SOURCE DOCUMENT:
+===+

Think Water Utah, a Utah Humanities Statewide Project, Receives 2022 Outstanding Achievement Award from the Utah Division of State History
Thursday, November 10, 2022 – Think Water Utah is a statewide collaboration and conversation on the critical topic of water presented by Utah Humanities and its partners. From 2020 through 2022, Think Water Utah engaged 312,418 visitors in 25 exhibitions and over a hundred free community events in 34 locations throughout the Utah and southern Idaho.
2022 Outstanding Achievement Award Recipient
As a prestigious capstone to this tremendous endeavor, the Think Water Utah project partners received the 2022 Outstanding Achievement Award from the Utah Division of State History for statewide collaboration. The award recognized significant contributions, extraordinary service, and outstanding projects in the fields of history, archaeology, preservation, and/or historical archives. Members of the team were honored to receive this award at the 70th annual Utah State History conference in Provo. Event and award photos are available here. A Statewide Collaboration that Strengthened Utah Communities and Explored the Critical Topic of Water Think Water Utah featured two exhibitions from the Smithsonian Institution Traveling Exhibition Service – Water|Ways and H2O Today. These exhibitions traveled to nine communities in Utah from August 2020 to October 2022 reaching underserved audiences including those living in rural areas, youth, and members of historically marginalized communities. In addition, each host organization developed local water-related exhibits and public programming that explored Utah’s water stories and challenges. The Utah Museum of Fine Arts and Natural History Museum of Utah also created water-focused exhibitions and public programming, some of which also traveled. All of Utah Humanities’ partners engaged their communities in conversations about water by seeking out underrepresented voices and stories and collaborating with other organizations to reach new audiences. They also experimented with online and socially-distanced program models and worked to strengthen themselves as vibrant community spaces. Think Water Utah project scholar and Director of the American West Center at the University of Utah, Gregory E. Smoak, detailed the history of water in Utah in Utah Water Ways, a 40-page essay with historic photographs. Four thousand copies of the
essay were provided free of charge to exhibition visitors and distributed freely to schools, libraries, teachers, and scholars. Utah Humanities’ Beehive Archive radio program featured 90 new episodes focusing on water in Utah. These 2 minute stories are available on KCPW Radio, Utah Public Radio, and on many podcast platforms. Think Water Utah Exhibitions around the State from 2020-2022.

+===+

INFORMATION SHOWN:
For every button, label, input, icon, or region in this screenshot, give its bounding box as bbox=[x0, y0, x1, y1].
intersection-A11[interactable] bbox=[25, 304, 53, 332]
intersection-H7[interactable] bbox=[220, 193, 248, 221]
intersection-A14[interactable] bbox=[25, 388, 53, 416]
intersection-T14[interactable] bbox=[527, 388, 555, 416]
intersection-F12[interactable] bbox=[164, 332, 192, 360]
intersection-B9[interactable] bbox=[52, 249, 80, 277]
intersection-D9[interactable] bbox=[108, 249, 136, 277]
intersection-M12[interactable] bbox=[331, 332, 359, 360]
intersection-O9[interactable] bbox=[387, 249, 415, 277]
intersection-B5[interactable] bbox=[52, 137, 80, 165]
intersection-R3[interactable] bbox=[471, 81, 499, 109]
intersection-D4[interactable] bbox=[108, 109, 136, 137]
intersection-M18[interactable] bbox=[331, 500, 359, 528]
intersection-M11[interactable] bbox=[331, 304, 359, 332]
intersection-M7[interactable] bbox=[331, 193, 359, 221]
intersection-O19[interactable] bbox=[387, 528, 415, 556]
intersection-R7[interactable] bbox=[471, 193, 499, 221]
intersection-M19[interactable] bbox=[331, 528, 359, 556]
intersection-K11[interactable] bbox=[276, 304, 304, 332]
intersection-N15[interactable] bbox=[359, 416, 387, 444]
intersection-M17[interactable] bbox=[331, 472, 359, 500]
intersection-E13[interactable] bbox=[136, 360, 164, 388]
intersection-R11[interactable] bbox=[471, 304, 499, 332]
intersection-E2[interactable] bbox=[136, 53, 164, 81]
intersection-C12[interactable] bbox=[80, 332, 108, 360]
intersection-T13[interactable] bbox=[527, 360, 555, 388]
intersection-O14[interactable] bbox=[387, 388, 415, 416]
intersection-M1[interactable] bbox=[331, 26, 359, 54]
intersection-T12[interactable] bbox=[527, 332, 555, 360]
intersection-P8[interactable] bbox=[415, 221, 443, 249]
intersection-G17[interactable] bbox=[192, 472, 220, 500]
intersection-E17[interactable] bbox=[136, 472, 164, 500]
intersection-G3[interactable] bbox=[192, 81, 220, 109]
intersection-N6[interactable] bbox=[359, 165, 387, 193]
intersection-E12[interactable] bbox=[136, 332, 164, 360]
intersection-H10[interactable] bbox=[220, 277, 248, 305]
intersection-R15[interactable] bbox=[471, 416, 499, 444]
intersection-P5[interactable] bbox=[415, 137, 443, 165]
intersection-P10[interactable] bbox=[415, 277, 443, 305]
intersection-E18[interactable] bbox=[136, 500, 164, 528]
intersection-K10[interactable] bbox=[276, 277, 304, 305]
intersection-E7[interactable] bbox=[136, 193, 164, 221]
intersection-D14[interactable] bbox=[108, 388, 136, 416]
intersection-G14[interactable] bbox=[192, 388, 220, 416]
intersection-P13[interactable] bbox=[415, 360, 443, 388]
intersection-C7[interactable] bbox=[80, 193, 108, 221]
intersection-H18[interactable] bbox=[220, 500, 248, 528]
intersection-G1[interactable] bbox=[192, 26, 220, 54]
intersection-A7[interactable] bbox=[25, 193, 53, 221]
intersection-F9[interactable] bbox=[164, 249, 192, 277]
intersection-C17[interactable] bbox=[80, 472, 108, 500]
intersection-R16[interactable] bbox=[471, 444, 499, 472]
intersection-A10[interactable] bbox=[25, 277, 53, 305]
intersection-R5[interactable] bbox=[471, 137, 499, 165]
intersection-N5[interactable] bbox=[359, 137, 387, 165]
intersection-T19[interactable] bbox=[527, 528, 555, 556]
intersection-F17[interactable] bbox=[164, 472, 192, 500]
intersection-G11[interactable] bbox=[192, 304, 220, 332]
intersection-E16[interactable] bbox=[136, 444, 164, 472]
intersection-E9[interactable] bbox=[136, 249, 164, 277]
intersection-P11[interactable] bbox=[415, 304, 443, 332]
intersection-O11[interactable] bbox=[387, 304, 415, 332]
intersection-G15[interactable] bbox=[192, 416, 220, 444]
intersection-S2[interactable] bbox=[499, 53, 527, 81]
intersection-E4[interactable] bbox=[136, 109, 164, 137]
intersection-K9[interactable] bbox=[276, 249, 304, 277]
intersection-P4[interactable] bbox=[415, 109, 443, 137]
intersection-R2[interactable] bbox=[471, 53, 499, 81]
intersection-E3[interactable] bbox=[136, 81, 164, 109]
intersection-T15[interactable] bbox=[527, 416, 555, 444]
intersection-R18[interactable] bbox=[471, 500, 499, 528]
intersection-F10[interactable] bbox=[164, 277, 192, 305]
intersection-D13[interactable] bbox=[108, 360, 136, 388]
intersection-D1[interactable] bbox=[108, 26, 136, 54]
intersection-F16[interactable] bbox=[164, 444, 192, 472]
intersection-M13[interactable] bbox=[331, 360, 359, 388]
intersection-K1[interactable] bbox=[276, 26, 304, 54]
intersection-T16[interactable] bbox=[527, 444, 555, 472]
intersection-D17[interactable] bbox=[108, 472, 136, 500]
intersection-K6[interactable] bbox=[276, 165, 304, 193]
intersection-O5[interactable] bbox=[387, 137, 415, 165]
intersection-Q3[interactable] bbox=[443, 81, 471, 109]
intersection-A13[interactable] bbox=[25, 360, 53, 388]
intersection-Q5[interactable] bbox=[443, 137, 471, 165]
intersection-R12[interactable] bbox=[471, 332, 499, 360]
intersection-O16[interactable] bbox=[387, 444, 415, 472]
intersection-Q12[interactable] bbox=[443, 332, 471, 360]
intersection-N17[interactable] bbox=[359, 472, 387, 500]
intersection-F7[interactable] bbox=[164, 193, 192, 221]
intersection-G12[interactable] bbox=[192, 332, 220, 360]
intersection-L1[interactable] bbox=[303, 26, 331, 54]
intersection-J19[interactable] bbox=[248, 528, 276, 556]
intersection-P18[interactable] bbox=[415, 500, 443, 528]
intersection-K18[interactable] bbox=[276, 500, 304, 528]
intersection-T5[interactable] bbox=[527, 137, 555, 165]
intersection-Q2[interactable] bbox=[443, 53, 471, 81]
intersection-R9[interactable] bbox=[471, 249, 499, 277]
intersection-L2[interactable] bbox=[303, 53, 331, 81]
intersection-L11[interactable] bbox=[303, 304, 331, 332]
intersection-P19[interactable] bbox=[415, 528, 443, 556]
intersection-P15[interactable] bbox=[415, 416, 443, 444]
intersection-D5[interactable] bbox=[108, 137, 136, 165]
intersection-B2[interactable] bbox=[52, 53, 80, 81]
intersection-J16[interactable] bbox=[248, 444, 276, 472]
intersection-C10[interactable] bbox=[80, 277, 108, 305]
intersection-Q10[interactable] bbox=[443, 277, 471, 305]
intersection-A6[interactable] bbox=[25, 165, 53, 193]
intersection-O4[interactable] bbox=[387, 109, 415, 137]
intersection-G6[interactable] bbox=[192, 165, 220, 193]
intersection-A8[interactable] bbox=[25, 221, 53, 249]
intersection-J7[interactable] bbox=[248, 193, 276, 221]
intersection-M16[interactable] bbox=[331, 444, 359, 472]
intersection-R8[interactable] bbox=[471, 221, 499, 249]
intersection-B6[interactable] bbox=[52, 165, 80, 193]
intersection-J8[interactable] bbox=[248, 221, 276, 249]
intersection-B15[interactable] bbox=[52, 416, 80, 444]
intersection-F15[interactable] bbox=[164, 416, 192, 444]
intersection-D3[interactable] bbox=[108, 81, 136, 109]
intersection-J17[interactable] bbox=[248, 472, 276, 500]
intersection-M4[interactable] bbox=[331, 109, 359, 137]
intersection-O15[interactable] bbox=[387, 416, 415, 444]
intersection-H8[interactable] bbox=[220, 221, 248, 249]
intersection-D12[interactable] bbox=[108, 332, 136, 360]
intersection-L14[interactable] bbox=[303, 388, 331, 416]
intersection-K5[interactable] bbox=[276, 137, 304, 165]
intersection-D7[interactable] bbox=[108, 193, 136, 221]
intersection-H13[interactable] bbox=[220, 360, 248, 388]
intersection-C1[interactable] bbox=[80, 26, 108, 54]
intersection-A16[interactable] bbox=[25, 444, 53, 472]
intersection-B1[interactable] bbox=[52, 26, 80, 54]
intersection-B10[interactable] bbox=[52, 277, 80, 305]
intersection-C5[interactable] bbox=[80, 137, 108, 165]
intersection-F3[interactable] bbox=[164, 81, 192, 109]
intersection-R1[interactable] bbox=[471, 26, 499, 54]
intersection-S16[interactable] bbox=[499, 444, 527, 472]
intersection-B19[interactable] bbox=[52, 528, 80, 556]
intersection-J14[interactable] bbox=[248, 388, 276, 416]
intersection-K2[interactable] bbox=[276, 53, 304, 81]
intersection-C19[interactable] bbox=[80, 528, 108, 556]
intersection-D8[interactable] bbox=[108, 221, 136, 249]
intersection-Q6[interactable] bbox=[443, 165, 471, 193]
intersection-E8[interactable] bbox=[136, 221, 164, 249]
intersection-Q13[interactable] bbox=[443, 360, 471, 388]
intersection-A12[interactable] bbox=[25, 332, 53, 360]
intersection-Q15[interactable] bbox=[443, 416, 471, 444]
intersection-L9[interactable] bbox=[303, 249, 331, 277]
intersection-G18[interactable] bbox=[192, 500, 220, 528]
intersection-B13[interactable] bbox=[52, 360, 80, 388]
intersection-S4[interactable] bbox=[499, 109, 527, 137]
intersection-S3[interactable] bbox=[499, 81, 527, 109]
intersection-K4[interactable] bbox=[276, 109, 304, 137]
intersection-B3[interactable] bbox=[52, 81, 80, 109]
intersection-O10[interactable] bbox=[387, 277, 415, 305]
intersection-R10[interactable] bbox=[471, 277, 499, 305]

+===+

WHAT TO DO: Can you rewrite the Think Water Utah award announcement, starting at the words "Think Water Utah, a" and stopping after "and southern Idaho.", with "visitors" replaced by "guests" everywhere it occurs?

THE SOLUTION:
Think Water Utah, a Utah Humanities Statewide Project, Receives 2022 Outstanding Achievement Award from the Utah Division of State History
Thursday, November 10, 2022 – Think Water Utah is a statewide collaboration and conversation on the critical topic of water presented by Utah Humanities and its partners. From 2020 through 2022, Think Water Utah engaged 312,418 guests in 25 exhibitions and over a hundred free community events in 34 locations throughout the Utah and southern Idaho.